*Given problem:*
Each line that holds the word "Relay" is to be identified and copied.
BEGIN Records for this task
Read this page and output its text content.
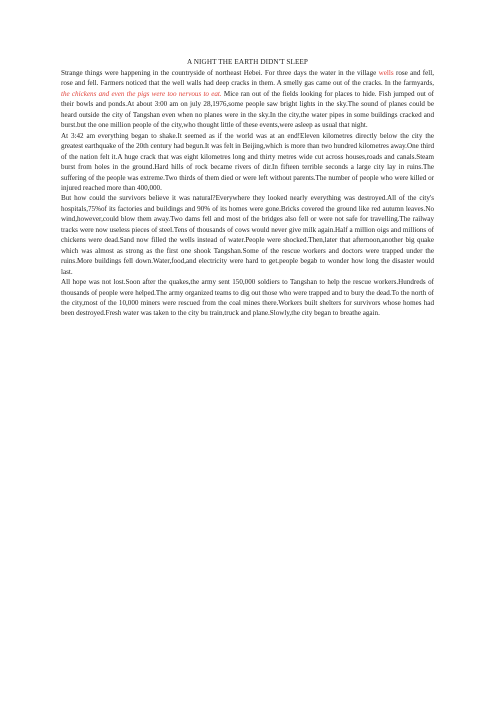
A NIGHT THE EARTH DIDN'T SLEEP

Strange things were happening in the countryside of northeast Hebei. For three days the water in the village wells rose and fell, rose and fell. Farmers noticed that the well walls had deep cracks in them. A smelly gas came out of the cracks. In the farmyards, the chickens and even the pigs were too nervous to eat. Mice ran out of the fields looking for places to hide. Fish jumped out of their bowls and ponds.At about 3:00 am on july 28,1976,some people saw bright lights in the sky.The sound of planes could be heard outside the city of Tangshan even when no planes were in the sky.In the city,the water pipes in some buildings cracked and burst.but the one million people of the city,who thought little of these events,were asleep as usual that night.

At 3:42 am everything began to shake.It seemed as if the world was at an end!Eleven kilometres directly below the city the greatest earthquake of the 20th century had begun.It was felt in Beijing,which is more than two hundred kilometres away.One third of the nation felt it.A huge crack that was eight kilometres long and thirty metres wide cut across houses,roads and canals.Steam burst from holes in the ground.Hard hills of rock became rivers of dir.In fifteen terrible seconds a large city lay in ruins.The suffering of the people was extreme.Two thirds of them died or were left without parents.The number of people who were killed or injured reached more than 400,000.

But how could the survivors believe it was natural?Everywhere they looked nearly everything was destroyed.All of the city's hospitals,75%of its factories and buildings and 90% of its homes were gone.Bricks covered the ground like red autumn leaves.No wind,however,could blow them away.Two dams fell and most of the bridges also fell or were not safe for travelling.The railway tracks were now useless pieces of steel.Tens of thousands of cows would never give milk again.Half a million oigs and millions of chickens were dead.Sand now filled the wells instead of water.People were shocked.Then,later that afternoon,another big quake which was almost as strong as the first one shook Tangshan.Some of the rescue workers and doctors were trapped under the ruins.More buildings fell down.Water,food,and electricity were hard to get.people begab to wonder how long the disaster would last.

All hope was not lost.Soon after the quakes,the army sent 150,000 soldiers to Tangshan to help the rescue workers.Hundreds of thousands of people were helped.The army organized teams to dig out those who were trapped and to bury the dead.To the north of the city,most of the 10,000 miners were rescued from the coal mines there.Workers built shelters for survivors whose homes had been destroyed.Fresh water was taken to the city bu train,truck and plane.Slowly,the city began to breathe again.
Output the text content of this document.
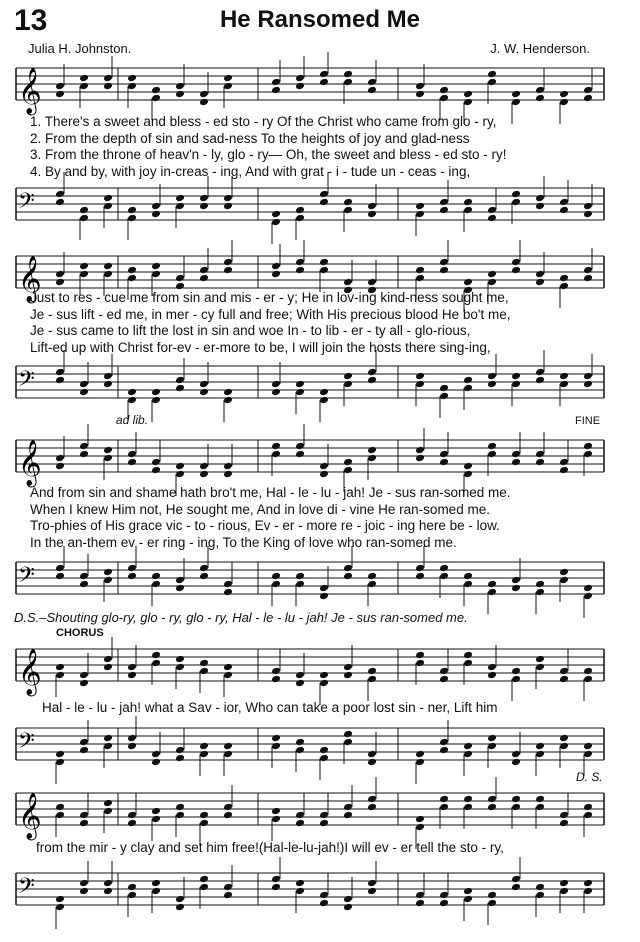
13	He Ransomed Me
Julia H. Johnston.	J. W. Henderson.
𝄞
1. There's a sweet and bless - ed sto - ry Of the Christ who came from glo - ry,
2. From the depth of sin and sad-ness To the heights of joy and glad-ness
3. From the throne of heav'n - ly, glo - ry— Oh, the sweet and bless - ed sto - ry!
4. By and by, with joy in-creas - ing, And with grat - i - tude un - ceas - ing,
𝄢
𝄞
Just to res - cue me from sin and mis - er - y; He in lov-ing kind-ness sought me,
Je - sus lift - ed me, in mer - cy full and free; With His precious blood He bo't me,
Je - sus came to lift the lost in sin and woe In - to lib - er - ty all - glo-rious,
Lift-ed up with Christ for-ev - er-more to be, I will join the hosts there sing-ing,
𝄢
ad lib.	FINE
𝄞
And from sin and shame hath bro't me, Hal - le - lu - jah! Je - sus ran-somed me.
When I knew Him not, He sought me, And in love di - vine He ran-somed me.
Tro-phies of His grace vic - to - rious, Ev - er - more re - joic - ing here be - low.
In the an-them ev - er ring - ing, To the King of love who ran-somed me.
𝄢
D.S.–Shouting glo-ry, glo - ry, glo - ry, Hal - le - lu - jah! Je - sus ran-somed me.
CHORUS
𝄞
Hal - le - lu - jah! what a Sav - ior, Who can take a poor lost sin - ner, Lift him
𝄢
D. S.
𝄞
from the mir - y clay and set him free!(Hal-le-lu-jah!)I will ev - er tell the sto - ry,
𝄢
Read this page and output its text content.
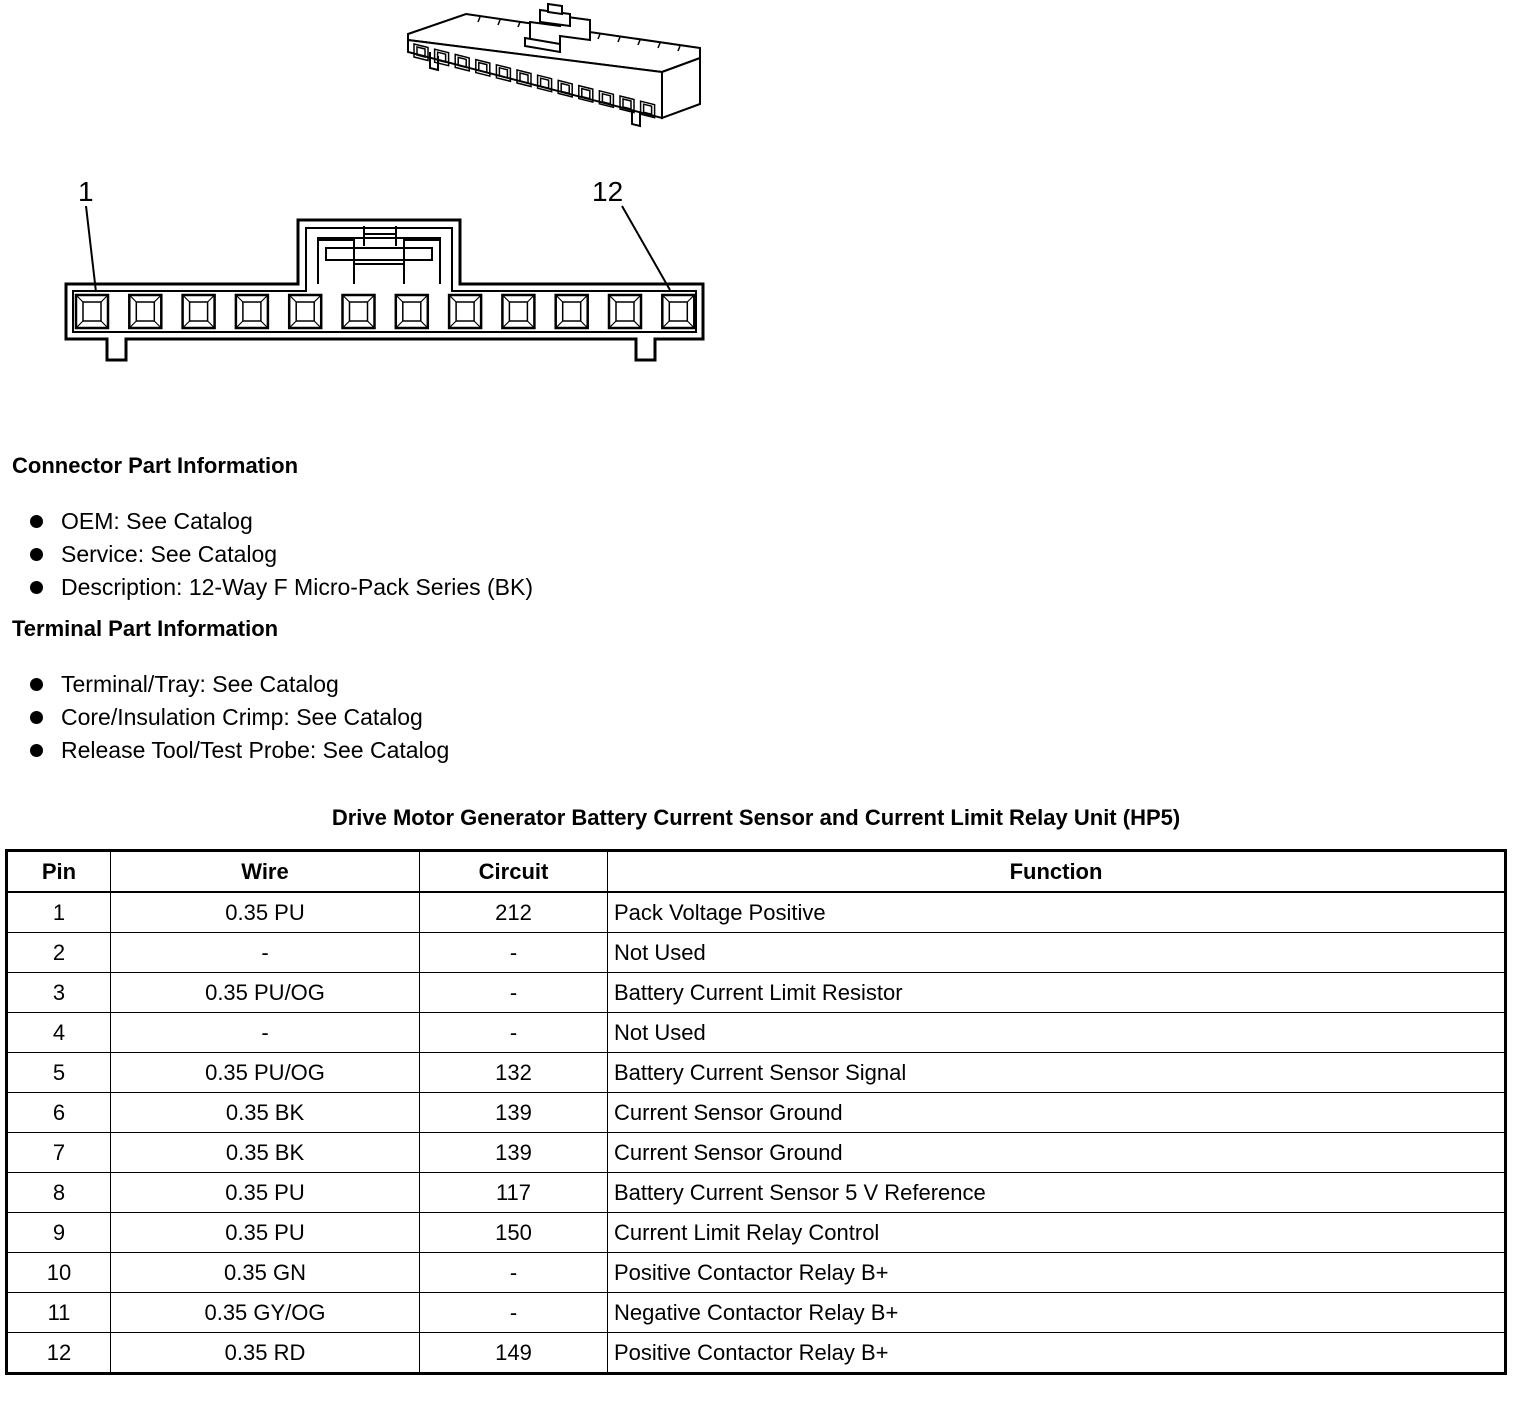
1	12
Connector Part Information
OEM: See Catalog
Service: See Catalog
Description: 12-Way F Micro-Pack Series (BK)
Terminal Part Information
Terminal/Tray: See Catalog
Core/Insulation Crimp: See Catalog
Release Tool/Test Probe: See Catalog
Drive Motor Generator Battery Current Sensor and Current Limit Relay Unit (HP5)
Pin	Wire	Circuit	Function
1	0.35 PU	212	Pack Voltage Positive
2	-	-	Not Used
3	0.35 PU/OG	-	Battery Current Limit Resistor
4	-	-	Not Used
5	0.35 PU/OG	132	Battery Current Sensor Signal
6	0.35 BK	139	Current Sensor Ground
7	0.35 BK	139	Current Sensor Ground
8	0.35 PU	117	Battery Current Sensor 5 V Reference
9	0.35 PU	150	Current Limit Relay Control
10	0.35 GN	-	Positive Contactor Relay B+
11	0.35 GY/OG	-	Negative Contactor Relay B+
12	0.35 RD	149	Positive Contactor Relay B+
END Records for this task
*Exercise response:*
Drive Motor Generator Battery Current Sensor and Current Limit Relay Unit (HP5)
9	0.35 PU	150	Current Limit Relay Control
10	0.35 GN	-	Positive Contactor Relay B+
11	0.35 GY/OG	-	Negative Contactor Relay B+
12	0.35 RD	149	Positive Contactor Relay B+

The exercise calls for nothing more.